### WRITTEN EXERCISE
Quote the data below in full, minus the images.

### RAW RECORDS
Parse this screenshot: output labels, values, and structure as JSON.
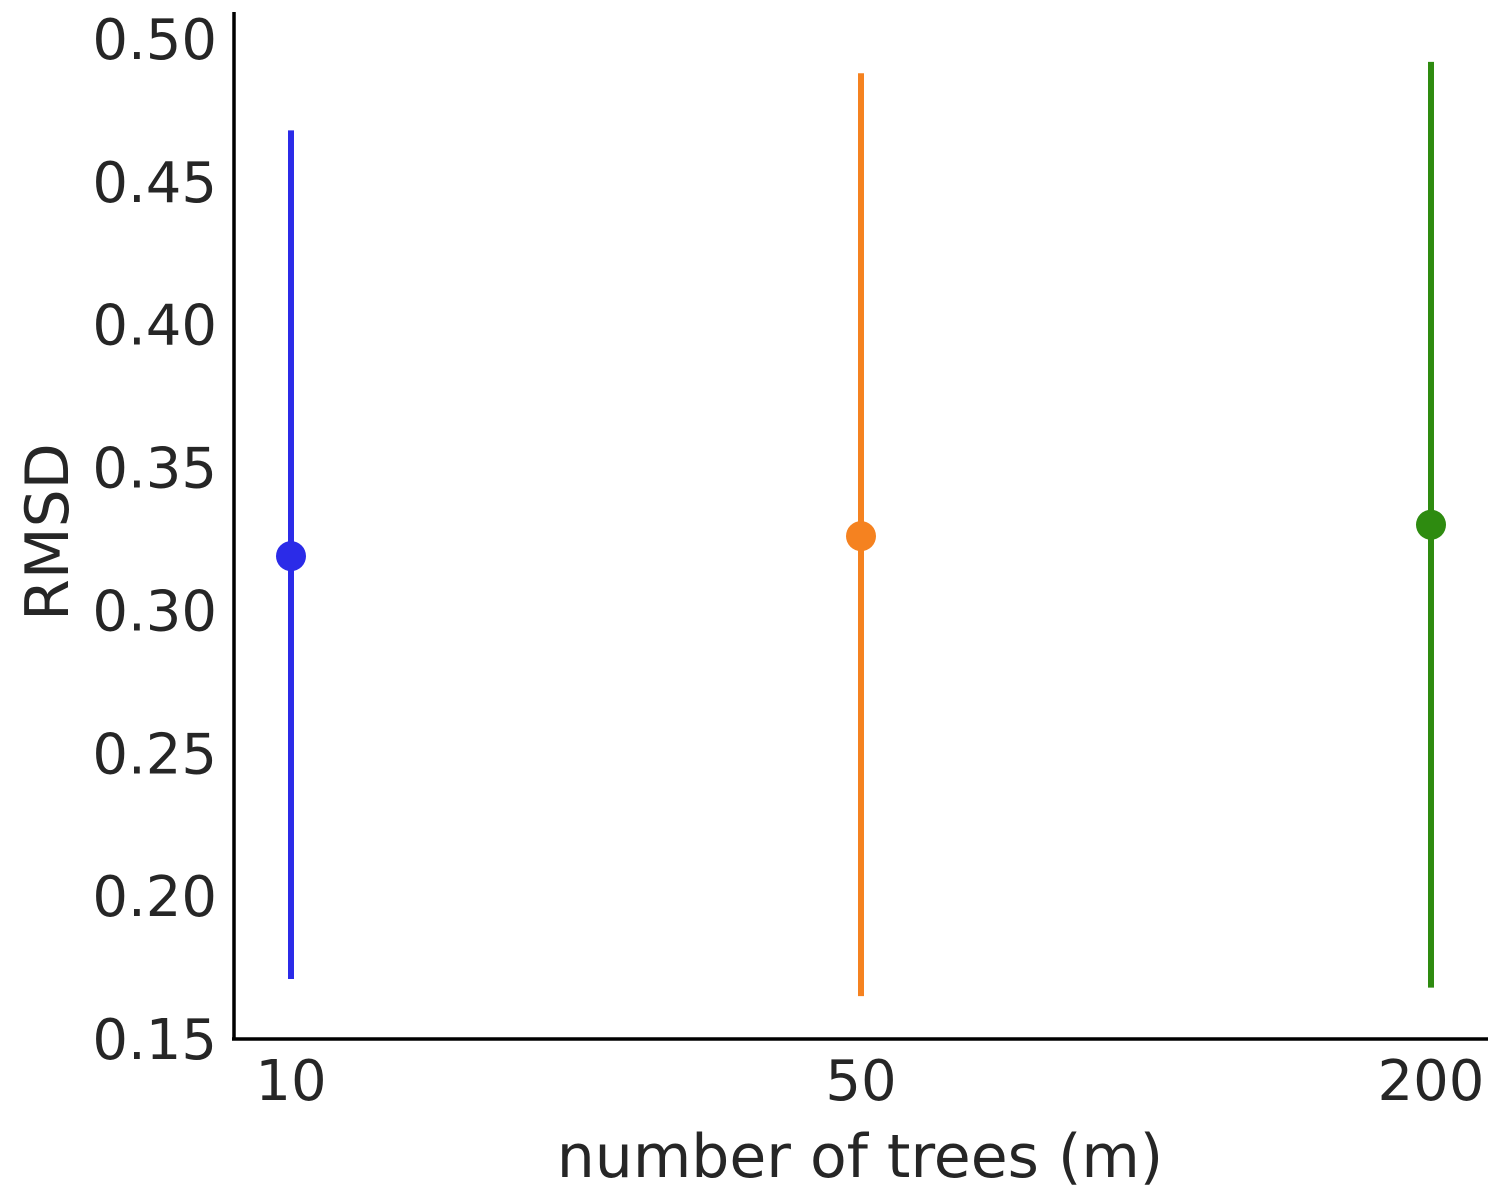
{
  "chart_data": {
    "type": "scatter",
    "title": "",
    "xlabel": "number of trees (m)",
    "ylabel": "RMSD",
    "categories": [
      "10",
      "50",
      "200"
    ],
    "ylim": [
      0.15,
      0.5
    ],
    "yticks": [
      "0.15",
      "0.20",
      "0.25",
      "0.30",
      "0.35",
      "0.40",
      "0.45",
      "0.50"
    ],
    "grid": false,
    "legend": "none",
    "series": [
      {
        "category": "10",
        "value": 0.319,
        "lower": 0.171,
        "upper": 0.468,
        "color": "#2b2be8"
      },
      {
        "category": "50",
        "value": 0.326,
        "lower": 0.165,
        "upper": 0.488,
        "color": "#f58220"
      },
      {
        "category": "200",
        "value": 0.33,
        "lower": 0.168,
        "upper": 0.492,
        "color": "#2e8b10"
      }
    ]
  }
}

### RESULT OF THIS EXERCISE
Parse this screenshot: output labels, values, and structure as JSON.
{
  "chart_data": {
    "type": "scatter",
    "title": "",
    "xlabel": "number of trees (m)",
    "ylabel": "RMSD",
    "categories": [
      "10",
      "50",
      "200"
    ],
    "ylim": [
      0.15,
      0.5
    ],
    "yticks": [
      "0.15",
      "0.20",
      "0.25",
      "0.30",
      "0.35",
      "0.40",
      "0.45",
      "0.50"
    ],
    "grid": false,
    "legend": "none",
    "series": [
      {
        "category": "10",
        "value": 0.319,
        "lower": 0.171,
        "upper": 0.468,
        "color": "#2b2be8"
      },
      {
        "category": "50",
        "value": 0.326,
        "lower": 0.165,
        "upper": 0.488,
        "color": "#f58220"
      },
      {
        "category": "200",
        "value": 0.33,
        "lower": 0.168,
        "upper": 0.492,
        "color": "#2e8b10"
      }
    ]
  }
}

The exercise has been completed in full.